> Input rows:
"""

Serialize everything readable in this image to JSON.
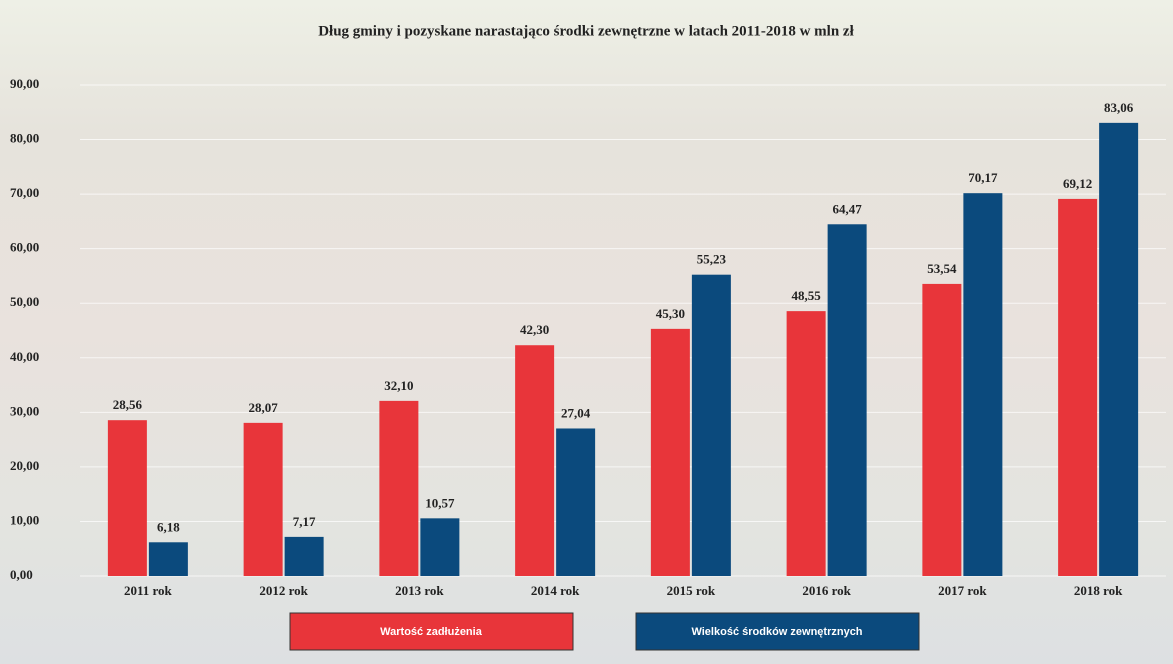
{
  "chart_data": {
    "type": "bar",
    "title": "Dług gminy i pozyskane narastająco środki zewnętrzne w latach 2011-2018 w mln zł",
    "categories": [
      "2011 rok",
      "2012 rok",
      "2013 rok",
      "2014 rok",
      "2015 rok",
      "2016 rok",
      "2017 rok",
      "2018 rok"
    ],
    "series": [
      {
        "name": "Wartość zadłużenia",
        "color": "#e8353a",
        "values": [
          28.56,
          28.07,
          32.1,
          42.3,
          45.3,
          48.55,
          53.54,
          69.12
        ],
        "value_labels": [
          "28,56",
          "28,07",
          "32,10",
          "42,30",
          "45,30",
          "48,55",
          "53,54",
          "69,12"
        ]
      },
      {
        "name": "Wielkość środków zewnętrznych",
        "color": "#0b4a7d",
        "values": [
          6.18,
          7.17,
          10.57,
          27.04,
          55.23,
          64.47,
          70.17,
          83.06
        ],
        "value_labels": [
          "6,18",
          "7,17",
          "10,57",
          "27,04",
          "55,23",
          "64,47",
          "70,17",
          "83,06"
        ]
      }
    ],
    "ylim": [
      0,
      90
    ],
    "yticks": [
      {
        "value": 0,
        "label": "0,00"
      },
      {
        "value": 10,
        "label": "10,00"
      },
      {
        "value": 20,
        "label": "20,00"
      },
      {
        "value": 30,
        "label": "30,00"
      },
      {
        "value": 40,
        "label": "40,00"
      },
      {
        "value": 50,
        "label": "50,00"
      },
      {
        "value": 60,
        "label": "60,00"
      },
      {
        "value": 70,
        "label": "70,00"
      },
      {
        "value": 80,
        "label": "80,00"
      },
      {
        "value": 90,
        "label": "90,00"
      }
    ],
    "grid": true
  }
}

"""

> Task brief: Leave out the pictures and transcribe the entries above exactly.

> Correct answer:
Serialize everything readable in this image to JSON.
{
  "chart_data": {
    "type": "bar",
    "title": "Dług gminy i pozyskane narastająco środki zewnętrzne w latach 2011-2018 w mln zł",
    "categories": [
      "2011 rok",
      "2012 rok",
      "2013 rok",
      "2014 rok",
      "2015 rok",
      "2016 rok",
      "2017 rok",
      "2018 rok"
    ],
    "series": [
      {
        "name": "Wartość zadłużenia",
        "color": "#e8353a",
        "values": [
          28.56,
          28.07,
          32.1,
          42.3,
          45.3,
          48.55,
          53.54,
          69.12
        ],
        "value_labels": [
          "28,56",
          "28,07",
          "32,10",
          "42,30",
          "45,30",
          "48,55",
          "53,54",
          "69,12"
        ]
      },
      {
        "name": "Wielkość środków zewnętrznych",
        "color": "#0b4a7d",
        "values": [
          6.18,
          7.17,
          10.57,
          27.04,
          55.23,
          64.47,
          70.17,
          83.06
        ],
        "value_labels": [
          "6,18",
          "7,17",
          "10,57",
          "27,04",
          "55,23",
          "64,47",
          "70,17",
          "83,06"
        ]
      }
    ],
    "ylim": [
      0,
      90
    ],
    "yticks": [
      {
        "value": 0,
        "label": "0,00"
      },
      {
        "value": 10,
        "label": "10,00"
      },
      {
        "value": 20,
        "label": "20,00"
      },
      {
        "value": 30,
        "label": "30,00"
      },
      {
        "value": 40,
        "label": "40,00"
      },
      {
        "value": 50,
        "label": "50,00"
      },
      {
        "value": 60,
        "label": "60,00"
      },
      {
        "value": 70,
        "label": "70,00"
      },
      {
        "value": 80,
        "label": "80,00"
      },
      {
        "value": 90,
        "label": "90,00"
      }
    ],
    "grid": true
  }
}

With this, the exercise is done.